* [TASK OBJECTIVE]:
Look through the records below and collect all lines that hold the string "component".

(Stored items)
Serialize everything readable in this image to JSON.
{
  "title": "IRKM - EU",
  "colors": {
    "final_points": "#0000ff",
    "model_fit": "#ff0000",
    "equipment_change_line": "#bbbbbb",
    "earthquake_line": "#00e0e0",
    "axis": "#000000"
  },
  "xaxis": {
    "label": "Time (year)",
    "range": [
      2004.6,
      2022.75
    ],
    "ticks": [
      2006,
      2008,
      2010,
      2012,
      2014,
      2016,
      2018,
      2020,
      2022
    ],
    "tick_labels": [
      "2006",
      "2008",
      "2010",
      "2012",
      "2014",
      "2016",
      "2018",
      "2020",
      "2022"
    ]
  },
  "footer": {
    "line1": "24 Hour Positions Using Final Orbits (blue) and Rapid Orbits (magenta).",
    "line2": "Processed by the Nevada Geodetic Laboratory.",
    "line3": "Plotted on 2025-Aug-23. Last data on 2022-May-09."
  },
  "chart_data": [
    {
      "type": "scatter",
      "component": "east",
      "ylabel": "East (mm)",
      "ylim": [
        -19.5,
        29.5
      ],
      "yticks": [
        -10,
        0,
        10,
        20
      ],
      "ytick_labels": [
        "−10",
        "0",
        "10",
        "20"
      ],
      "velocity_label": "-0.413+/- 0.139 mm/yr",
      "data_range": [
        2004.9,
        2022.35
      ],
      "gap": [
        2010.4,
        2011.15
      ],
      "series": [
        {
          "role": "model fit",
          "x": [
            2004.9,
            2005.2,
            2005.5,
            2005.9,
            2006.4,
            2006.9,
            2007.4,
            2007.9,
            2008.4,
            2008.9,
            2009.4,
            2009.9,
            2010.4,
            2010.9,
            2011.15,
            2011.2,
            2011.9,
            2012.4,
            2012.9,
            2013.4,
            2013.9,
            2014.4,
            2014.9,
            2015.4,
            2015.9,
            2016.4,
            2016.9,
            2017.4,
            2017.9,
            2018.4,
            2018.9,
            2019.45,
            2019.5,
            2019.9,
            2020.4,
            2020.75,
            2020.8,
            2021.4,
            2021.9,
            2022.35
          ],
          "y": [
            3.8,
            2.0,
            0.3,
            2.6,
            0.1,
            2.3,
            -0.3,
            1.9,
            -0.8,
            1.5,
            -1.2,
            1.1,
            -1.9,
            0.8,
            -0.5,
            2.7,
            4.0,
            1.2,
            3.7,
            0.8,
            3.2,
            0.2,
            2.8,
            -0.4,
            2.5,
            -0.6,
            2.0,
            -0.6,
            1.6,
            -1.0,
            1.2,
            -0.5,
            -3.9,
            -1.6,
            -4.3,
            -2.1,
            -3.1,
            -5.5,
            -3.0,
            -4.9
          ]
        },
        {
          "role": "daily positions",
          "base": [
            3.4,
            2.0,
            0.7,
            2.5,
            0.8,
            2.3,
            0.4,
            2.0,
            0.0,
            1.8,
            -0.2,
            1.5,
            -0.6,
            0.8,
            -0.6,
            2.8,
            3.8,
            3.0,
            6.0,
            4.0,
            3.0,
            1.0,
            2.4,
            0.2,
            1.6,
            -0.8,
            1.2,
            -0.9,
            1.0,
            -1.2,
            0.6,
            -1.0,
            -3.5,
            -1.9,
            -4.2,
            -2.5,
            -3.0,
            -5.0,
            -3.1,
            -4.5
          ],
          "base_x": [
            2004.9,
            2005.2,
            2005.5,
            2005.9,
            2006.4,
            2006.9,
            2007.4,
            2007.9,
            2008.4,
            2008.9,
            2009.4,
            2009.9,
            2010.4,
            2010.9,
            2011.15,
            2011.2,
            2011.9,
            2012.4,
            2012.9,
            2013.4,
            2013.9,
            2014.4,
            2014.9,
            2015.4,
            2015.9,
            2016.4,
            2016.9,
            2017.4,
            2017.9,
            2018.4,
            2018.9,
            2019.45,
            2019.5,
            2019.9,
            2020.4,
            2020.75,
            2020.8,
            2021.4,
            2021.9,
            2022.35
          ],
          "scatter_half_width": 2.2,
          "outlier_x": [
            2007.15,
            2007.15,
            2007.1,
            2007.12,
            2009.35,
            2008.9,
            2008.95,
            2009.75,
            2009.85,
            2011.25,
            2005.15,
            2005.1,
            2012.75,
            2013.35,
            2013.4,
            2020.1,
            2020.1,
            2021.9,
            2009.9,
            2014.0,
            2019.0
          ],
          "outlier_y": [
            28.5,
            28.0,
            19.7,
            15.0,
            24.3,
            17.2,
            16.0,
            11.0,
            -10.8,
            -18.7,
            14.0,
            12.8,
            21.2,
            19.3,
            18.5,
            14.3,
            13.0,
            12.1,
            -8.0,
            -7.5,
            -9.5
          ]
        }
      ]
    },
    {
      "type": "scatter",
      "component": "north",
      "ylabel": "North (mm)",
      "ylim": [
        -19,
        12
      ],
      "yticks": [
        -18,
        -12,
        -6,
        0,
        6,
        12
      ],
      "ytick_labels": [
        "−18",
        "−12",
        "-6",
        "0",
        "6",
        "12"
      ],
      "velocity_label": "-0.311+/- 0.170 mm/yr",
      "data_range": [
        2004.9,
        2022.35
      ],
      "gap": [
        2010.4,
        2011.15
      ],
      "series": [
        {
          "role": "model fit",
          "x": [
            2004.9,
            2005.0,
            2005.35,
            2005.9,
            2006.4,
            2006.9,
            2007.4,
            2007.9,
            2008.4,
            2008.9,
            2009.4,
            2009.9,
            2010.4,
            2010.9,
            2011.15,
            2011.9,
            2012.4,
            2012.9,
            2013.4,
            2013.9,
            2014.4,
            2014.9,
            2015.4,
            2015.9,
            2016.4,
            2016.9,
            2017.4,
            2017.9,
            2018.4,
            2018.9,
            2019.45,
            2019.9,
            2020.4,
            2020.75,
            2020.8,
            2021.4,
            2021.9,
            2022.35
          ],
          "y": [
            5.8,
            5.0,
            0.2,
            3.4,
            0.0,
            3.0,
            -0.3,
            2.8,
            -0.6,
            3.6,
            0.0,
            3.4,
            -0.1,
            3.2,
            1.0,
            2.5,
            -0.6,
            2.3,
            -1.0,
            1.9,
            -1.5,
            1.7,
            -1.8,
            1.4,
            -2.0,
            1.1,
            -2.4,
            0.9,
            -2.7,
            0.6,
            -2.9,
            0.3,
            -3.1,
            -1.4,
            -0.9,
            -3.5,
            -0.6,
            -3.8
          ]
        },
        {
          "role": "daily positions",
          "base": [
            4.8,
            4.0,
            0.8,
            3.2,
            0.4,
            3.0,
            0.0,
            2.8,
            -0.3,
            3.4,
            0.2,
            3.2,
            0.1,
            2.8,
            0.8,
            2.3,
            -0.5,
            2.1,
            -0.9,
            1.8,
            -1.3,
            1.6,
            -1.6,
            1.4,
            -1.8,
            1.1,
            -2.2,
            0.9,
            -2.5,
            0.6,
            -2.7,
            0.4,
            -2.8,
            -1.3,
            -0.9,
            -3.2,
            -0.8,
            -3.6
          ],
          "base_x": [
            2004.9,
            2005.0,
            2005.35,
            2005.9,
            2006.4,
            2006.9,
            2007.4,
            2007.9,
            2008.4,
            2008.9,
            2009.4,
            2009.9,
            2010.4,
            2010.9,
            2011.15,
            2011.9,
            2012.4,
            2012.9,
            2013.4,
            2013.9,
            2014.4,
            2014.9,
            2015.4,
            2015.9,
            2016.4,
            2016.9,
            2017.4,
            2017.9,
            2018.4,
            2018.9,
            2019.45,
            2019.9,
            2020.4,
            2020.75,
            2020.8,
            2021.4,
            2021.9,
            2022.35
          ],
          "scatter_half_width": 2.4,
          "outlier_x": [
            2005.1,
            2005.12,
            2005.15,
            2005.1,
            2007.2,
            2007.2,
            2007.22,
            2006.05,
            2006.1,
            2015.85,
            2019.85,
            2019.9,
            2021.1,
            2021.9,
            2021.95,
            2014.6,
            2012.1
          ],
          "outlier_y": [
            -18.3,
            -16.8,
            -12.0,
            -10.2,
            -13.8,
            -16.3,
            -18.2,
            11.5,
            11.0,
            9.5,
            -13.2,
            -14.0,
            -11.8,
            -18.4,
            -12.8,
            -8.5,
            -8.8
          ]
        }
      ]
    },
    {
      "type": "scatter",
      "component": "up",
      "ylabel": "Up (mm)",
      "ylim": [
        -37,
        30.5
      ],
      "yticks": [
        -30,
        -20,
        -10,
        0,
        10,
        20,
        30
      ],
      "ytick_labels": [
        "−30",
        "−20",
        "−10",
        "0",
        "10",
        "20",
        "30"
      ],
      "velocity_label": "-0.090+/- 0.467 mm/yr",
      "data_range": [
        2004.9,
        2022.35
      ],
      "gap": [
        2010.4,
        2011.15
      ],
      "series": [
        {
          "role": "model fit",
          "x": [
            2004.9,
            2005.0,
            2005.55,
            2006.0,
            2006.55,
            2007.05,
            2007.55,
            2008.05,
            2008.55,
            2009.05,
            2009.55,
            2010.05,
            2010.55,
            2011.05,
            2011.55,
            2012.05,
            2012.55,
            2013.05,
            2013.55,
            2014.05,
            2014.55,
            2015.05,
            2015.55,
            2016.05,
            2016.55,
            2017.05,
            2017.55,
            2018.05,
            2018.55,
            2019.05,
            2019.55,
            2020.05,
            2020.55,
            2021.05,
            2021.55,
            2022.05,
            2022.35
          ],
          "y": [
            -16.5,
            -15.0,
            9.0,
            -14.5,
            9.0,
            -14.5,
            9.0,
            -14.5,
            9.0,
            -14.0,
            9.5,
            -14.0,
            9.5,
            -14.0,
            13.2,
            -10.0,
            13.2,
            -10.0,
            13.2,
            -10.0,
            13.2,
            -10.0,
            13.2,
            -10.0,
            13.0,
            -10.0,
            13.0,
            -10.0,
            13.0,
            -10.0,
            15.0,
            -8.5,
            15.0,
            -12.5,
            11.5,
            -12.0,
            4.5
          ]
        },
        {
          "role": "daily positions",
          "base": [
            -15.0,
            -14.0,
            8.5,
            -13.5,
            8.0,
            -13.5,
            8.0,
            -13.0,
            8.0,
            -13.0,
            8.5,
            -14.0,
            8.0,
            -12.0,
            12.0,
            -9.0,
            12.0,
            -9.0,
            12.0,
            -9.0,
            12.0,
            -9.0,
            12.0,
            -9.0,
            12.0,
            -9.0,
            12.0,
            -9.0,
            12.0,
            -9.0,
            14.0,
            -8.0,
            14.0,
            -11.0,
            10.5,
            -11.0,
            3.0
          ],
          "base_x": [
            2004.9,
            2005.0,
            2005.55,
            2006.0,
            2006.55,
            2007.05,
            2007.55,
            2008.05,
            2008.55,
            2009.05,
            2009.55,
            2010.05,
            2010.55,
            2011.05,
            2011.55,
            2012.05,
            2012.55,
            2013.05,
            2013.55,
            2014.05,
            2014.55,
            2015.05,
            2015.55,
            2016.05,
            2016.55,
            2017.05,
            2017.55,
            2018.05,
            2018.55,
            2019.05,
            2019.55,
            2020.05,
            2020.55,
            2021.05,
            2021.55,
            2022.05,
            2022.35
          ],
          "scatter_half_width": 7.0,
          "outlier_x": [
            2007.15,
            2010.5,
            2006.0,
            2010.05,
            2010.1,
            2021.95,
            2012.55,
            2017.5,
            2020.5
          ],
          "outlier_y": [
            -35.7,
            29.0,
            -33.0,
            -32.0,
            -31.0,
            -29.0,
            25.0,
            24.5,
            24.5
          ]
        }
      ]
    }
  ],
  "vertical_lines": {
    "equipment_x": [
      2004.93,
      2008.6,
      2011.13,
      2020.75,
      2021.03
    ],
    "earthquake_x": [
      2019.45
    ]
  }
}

* [COMPLETE ANSWER]:
      "component": "east",
      "component": "north",
      "component": "up",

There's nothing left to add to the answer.